--- Document excerpt Enclosed Below ---

There is a disconnect between 10-day exclusions and the reality of 180 school days. If high school students miss 10 days of school, they might not be able to finish the semester or accrue their credits. Even short-term suspensions can run up to 10 days. In contrast, the truancy statute requires the school to take action after three unexcused absences.
A microcosm of communities is working hard at using supportive practices. One of those is the Rainier Beach Community. This community is building a strong relationship with Seattle Public Schools. Collectively, they’ve decided that a priority for their community is responding to discipline differently. They have committed to using restorative practices as a community. They focus on inclusion, not exclusion.
Another example is in Spokane. TeamChild’s Spokane office and other community groups have been working on specific discipline responses and accruing positive outcomes with the Spokane School District. There was a particular concern about policing in the schools and its relationship to school exclusions.

--- End of Enclosed Document excerpt ---
--- Record set Enclosed Below ---

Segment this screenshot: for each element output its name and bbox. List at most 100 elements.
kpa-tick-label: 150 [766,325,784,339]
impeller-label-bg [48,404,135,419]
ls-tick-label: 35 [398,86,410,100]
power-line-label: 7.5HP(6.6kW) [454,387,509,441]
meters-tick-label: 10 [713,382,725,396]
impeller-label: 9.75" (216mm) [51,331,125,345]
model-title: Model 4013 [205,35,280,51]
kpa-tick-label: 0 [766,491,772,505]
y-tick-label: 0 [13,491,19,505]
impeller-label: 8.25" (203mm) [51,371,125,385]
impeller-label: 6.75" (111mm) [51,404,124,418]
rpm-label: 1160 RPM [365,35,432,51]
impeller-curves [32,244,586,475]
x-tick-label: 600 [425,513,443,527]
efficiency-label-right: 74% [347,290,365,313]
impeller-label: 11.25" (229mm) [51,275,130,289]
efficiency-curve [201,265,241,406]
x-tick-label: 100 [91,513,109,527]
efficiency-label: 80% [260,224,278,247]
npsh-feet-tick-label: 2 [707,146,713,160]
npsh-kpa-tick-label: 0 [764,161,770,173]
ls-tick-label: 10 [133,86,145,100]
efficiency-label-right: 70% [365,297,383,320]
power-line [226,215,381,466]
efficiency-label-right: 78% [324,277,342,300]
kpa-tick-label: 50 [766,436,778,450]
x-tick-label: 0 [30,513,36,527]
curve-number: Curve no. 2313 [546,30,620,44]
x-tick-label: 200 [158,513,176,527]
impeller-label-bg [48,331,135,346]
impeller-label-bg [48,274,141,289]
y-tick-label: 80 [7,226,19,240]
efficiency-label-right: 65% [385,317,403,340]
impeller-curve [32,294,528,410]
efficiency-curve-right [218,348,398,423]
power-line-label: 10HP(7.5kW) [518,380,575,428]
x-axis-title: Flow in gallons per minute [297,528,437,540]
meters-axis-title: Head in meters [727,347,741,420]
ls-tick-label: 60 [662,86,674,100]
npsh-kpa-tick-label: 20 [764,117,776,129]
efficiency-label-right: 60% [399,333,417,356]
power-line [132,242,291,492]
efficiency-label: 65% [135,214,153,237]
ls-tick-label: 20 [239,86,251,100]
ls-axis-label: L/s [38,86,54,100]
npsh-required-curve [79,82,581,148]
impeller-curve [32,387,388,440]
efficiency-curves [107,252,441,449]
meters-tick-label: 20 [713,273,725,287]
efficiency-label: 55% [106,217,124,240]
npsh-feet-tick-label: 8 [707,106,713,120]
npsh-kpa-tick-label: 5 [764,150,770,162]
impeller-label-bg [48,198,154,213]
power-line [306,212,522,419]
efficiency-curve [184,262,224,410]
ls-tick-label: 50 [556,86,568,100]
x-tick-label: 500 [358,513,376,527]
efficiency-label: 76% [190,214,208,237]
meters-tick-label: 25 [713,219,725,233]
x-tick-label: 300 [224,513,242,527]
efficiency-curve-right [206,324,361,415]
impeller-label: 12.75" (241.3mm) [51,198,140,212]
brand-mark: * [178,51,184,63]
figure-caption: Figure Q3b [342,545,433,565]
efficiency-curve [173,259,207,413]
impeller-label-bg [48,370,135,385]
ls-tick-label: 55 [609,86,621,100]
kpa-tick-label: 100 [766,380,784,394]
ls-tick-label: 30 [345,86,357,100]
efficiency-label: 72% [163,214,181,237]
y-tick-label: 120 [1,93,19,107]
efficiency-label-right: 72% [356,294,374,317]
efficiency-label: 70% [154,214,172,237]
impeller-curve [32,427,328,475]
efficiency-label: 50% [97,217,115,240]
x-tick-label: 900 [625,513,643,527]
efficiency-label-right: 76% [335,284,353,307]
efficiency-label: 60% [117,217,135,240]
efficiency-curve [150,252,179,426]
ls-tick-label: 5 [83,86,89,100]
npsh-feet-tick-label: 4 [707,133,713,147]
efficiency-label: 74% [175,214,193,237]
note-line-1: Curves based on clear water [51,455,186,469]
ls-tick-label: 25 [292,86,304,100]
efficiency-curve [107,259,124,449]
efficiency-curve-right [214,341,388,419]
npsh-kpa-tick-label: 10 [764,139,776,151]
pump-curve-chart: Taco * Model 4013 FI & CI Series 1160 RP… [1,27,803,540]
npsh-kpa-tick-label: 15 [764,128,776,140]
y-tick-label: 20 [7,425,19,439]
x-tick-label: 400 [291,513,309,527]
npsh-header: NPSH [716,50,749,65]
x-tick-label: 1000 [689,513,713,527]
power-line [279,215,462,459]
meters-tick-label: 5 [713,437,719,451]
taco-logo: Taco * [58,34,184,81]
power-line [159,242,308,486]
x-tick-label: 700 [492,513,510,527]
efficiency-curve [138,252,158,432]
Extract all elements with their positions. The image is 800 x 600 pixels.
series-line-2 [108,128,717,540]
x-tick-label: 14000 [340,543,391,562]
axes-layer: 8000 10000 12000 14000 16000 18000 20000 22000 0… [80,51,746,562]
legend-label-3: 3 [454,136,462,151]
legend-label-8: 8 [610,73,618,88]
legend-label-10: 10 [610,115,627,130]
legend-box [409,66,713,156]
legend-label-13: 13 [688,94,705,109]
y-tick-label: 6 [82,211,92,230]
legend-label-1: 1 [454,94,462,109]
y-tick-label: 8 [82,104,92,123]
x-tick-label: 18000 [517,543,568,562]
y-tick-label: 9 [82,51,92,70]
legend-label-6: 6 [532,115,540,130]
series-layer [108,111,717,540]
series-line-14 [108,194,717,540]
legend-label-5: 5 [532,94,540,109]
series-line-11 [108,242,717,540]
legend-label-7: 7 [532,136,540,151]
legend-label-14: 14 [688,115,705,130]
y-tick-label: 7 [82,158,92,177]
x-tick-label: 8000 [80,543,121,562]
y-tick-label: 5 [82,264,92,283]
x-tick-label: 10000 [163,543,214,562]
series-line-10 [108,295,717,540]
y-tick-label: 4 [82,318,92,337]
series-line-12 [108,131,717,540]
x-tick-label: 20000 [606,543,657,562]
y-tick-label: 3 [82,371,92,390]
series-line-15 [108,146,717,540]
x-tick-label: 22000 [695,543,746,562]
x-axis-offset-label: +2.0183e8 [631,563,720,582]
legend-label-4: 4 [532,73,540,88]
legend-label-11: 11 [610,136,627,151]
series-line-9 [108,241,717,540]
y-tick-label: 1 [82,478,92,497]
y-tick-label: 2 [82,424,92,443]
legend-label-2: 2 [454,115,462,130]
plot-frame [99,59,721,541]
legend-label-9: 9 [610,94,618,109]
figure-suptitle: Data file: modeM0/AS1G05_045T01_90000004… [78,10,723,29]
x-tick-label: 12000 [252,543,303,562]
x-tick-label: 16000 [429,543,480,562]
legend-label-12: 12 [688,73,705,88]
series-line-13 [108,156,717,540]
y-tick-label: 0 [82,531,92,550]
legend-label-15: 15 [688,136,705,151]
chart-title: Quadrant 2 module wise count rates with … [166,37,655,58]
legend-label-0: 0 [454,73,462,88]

--- End of Enclosed Record set ---

Finish out the next part of the text on school discipline and exclusions, picking up right after its last sentence. The records play no part in what comes next.

_Response to the exercise_
As a TeamChild attorney in King County, Karen has seen lots of referrals of youth for discipline from schools over a long period of time. Currently, she sees more school staff trying harder to not respond with exclusions. She sees more scenarios where teams are meeting and talking about ways to support a student. It’s coming to life – this idea of trying to reduce removals. Some personalities and some school buildings seem to have more of a prevalence toward removal, while some are more willing to work out ways to keep students in school.
There are community forces pushing toward positive changes in King County regarding incarcerating youth. Collectively these forces are having a positive impact. There was a lot of community organizing when the new detention center was funded, forcing the county government to fund and support alternative programming instead of incarceration. That’s keeping kids in the community, and in school.
The School-to-Prison Pipeline in King County had historically, and probably still is in a lot of counties, a one-way flow starting from school and ending with incarceration. The previous King County pattern went like this: the police were called about a student, that student would likely end up in the juvenile court system, likely be incarcerated, and likely never return to school.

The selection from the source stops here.